#### [Compiti da svolgere]
[1] Cita parola per parola l'intero testo scelto.
[2] Stampa senza alcuna modifica soltanto il tratto dei record che va dal loro inizio fino alla riga contenente "Text: 47: 47 <box>538 119 549 134</box>", estremi inclusi.

Inutile far presente che provenivo da Castrofilippo, che mio suocero era di Castrofilippo e che volevo solo conoscere parole dialettali. La sua risposta non ammetteva replica.
Che fare?
Demordere no!
Mi restava l’alternativa del parroco, la speranza che questi fosse originario del luogo e che fosse disposto ad ascoltarmi.
Tornai in piazza ed entrai nella chiesa che era ancora aperta. Il prete era del luogo. L’Arciprete, padre Alfonso Puma – un intellettuale seppi poi, un raffinato pittore, amico di Sciascia – capì subito quel che volevo e si mise a disposizione.
Ne fui felice.
Ma fu felicità che durò poco. Di lì a mezzora padre Puma mi disse che, suo malgrado, avremmo dovuto interrompere l’inchiesta per un suo impegno. Un funerale, mi sembrò di capire.
Gli dissi che avrei aspettato che finisse la funzione e che, comunque,  sarei potuto tornare nel pomeriggio, l’indomani e poi ancora negli altri giorni della settimana.

#### [Dati del compito]
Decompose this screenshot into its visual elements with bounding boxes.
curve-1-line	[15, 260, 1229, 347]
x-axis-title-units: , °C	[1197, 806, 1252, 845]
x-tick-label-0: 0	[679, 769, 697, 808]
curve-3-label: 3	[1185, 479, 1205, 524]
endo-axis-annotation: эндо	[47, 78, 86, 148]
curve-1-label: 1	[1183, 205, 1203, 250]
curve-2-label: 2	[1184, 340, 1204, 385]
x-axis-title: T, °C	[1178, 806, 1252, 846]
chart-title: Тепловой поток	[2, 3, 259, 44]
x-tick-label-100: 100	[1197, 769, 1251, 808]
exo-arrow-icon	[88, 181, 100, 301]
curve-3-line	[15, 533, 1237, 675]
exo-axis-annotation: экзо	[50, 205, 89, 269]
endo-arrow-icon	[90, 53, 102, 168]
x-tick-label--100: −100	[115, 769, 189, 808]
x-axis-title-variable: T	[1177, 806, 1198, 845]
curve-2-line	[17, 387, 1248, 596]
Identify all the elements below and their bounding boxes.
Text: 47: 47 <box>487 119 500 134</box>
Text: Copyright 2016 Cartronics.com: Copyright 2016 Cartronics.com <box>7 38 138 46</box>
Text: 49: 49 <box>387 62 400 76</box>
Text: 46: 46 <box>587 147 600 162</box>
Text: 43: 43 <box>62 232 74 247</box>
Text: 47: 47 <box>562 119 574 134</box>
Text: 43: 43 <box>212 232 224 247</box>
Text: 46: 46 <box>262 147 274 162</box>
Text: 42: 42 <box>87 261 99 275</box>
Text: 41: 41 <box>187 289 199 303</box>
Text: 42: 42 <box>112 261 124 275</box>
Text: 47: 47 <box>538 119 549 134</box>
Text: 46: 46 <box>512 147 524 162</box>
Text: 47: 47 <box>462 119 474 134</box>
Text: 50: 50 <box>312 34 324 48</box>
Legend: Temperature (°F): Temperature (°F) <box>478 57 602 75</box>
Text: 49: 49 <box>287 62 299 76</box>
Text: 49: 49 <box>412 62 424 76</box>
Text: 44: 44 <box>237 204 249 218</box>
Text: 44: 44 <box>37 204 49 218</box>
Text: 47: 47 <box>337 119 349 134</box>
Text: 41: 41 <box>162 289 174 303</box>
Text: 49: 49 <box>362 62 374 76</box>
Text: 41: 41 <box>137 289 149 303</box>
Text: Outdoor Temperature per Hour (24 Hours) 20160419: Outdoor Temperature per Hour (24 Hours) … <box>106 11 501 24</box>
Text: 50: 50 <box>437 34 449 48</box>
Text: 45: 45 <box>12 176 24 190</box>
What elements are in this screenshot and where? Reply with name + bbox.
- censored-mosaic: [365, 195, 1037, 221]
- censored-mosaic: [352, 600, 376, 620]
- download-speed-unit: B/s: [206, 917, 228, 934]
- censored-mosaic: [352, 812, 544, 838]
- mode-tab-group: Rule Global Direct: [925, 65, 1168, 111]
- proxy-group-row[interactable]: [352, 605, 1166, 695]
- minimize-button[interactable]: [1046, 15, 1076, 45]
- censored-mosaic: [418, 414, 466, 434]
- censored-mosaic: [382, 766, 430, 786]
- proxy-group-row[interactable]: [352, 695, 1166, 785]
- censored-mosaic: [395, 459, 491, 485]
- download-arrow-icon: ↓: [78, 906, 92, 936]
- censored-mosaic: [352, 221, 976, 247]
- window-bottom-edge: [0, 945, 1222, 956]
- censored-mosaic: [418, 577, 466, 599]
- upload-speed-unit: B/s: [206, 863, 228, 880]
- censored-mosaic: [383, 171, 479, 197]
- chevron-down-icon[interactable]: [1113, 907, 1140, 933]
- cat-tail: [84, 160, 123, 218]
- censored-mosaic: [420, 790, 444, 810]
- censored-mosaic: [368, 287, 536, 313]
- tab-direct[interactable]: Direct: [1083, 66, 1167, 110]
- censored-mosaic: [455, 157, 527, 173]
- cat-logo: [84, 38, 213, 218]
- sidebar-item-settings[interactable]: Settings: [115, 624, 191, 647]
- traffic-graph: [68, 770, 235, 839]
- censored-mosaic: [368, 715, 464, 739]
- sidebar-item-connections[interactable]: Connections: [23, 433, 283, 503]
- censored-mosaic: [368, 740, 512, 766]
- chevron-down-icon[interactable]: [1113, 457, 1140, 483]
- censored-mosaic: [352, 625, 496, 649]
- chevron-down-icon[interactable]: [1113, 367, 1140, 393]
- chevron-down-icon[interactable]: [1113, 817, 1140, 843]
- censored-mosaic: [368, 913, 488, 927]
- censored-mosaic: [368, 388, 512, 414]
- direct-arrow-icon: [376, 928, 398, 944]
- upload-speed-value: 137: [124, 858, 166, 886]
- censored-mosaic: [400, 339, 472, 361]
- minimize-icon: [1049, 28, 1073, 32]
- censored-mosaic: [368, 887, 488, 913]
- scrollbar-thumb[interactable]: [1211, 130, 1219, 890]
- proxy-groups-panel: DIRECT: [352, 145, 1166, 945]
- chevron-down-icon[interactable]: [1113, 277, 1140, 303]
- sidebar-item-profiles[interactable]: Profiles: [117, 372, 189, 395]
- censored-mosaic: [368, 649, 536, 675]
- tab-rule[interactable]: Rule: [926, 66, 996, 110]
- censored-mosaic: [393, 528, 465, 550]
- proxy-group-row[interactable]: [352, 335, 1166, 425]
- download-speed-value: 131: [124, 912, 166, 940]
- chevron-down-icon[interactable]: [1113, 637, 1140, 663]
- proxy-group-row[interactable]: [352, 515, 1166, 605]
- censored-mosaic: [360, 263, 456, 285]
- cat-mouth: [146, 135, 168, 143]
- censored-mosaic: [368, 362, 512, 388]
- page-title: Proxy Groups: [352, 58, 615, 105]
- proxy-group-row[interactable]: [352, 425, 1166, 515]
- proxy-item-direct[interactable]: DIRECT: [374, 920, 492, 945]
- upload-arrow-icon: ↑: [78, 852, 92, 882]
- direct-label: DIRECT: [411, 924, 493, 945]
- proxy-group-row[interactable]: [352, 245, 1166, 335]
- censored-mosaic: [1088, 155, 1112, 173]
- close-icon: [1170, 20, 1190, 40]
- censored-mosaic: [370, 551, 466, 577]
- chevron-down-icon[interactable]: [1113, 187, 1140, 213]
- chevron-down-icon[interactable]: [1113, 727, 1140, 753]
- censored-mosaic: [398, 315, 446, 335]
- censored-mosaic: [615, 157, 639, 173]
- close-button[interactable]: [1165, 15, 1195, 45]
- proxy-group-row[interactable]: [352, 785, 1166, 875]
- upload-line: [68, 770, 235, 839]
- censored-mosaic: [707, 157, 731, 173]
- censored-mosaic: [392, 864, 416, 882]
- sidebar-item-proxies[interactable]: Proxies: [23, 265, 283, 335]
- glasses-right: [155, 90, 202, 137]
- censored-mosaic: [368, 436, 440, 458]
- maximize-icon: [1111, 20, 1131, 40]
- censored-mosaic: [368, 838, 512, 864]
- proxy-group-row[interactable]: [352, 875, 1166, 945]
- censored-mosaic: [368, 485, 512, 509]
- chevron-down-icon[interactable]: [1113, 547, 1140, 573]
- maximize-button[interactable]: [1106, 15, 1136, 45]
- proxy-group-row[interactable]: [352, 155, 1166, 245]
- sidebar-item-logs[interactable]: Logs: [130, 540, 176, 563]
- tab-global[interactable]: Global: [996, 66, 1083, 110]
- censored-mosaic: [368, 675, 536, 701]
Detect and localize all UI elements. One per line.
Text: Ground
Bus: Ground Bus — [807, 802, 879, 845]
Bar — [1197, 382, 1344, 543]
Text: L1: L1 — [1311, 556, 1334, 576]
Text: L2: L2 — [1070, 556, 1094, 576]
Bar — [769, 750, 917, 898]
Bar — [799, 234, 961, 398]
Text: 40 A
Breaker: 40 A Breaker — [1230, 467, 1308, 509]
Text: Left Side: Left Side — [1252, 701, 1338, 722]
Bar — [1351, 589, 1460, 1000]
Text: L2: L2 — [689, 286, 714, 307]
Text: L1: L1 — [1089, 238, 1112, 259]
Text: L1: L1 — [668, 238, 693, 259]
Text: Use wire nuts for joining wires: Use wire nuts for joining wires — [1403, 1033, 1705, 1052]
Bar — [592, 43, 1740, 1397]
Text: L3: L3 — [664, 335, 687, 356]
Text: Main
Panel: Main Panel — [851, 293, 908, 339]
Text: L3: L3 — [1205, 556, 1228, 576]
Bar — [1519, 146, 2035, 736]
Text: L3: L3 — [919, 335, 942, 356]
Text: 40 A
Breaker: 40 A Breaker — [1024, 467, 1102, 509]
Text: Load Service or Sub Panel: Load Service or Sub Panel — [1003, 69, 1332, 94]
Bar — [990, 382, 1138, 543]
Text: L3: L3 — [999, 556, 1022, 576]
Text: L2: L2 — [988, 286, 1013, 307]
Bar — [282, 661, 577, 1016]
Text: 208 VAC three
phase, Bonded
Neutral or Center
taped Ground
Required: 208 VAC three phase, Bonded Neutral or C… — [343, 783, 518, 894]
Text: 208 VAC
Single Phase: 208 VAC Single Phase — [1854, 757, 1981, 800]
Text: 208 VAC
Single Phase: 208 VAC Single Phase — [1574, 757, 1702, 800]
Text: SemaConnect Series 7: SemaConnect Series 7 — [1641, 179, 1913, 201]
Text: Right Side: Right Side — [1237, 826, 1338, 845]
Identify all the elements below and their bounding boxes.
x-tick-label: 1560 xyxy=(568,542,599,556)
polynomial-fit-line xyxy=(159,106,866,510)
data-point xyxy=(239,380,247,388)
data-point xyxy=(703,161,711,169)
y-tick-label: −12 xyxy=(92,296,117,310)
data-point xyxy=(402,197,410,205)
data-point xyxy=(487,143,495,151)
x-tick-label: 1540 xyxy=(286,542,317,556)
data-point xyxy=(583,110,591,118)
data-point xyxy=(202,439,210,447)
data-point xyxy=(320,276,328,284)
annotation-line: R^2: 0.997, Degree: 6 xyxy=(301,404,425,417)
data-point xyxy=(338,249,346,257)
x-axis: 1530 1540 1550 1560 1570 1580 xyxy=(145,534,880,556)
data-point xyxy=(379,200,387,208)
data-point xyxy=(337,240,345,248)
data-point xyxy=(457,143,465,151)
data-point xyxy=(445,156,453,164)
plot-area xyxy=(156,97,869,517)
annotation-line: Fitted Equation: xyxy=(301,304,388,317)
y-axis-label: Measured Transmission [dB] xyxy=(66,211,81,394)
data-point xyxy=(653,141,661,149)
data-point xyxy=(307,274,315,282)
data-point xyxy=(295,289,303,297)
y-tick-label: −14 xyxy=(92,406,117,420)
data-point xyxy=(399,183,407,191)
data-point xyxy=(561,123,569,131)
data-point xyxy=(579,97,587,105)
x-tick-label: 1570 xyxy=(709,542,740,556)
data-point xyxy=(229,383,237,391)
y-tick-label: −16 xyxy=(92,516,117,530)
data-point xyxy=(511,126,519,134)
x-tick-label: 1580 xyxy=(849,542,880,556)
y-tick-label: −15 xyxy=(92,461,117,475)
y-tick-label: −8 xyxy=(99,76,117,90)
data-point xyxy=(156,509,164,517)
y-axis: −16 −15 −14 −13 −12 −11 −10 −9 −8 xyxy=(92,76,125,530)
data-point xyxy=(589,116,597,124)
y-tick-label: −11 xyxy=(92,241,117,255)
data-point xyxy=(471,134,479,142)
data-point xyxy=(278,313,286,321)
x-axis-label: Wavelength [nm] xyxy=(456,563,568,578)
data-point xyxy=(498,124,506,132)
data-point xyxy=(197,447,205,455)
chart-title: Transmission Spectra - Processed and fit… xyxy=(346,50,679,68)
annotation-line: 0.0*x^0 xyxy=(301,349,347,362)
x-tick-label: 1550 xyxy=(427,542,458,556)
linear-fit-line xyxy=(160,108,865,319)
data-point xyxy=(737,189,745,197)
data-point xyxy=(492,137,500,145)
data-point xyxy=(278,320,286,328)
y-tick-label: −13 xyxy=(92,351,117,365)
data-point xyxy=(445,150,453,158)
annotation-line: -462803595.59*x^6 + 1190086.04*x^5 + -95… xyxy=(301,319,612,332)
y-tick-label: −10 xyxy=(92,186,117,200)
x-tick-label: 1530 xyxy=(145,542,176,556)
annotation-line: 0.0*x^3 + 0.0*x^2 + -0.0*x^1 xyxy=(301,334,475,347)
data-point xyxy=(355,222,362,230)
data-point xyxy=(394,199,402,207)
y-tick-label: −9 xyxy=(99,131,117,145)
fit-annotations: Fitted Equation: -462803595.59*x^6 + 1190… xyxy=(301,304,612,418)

#### [Elenco delle soluzioni]
[1]
Inutile far presente che provenivo da Castrofilippo, che mio suocero era di Castrofilippo e che volevo solo conoscere parole dialettali. La sua risposta non ammetteva replica.
Che fare?
Demordere no!
Mi restava l’alternativa del parroco, la speranza che questi fosse originario del luogo e che fosse disposto ad ascoltarmi.
Tornai in piazza ed entrai nella chiesa che era ancora aperta. Il prete era del luogo. L’Arciprete, padre Alfonso Puma – un intellettuale seppi poi, un raffinato pittore, amico di Sciascia – capì subito quel che volevo e si mise a disposizione.
Ne fui felice.
Ma fu felicità che durò poco. Di lì a mezzora padre Puma mi disse che, suo malgrado, avremmo dovuto interrompere l’inchiesta per un suo impegno. Un funerale, mi sembrò di capire.
Gli dissi che avrei aspettato che finisse la funzione e che, comunque,  sarei potuto tornare nel pomeriggio, l’indomani e poi ancora negli altri giorni della settimana.

[2]
Decompose this screenshot into its visual elements with bounding boxes.
curve-1-line	[15, 260, 1229, 347]
x-axis-title-units: , °C	[1197, 806, 1252, 845]
x-tick-label-0: 0	[679, 769, 697, 808]
curve-3-label: 3	[1185, 479, 1205, 524]
endo-axis-annotation: эндо	[47, 78, 86, 148]
curve-1-label: 1	[1183, 205, 1203, 250]
curve-2-label: 2	[1184, 340, 1204, 385]
x-axis-title: T, °C	[1178, 806, 1252, 846]
chart-title: Тепловой поток	[2, 3, 259, 44]
x-tick-label-100: 100	[1197, 769, 1251, 808]
exo-arrow-icon	[88, 181, 100, 301]
curve-3-line	[15, 533, 1237, 675]
exo-axis-annotation: экзо	[50, 205, 89, 269]
endo-arrow-icon	[90, 53, 102, 168]
x-tick-label--100: −100	[115, 769, 189, 808]
x-axis-title-variable: T	[1177, 806, 1198, 845]
curve-2-line	[17, 387, 1248, 596]
Identify all the elements below and their bounding boxes.
Text: 47: 47 <box>487 119 500 134</box>
Text: Copyright 2016 Cartronics.com: Copyright 2016 Cartronics.com <box>7 38 138 46</box>
Text: 49: 49 <box>387 62 400 76</box>
Text: 46: 46 <box>587 147 600 162</box>
Text: 43: 43 <box>62 232 74 247</box>
Text: 47: 47 <box>562 119 574 134</box>
Text: 43: 43 <box>212 232 224 247</box>
Text: 46: 46 <box>262 147 274 162</box>
Text: 42: 42 <box>87 261 99 275</box>
Text: 41: 41 <box>187 289 199 303</box>
Text: 42: 42 <box>112 261 124 275</box>
Text: 47: 47 <box>538 119 549 134</box>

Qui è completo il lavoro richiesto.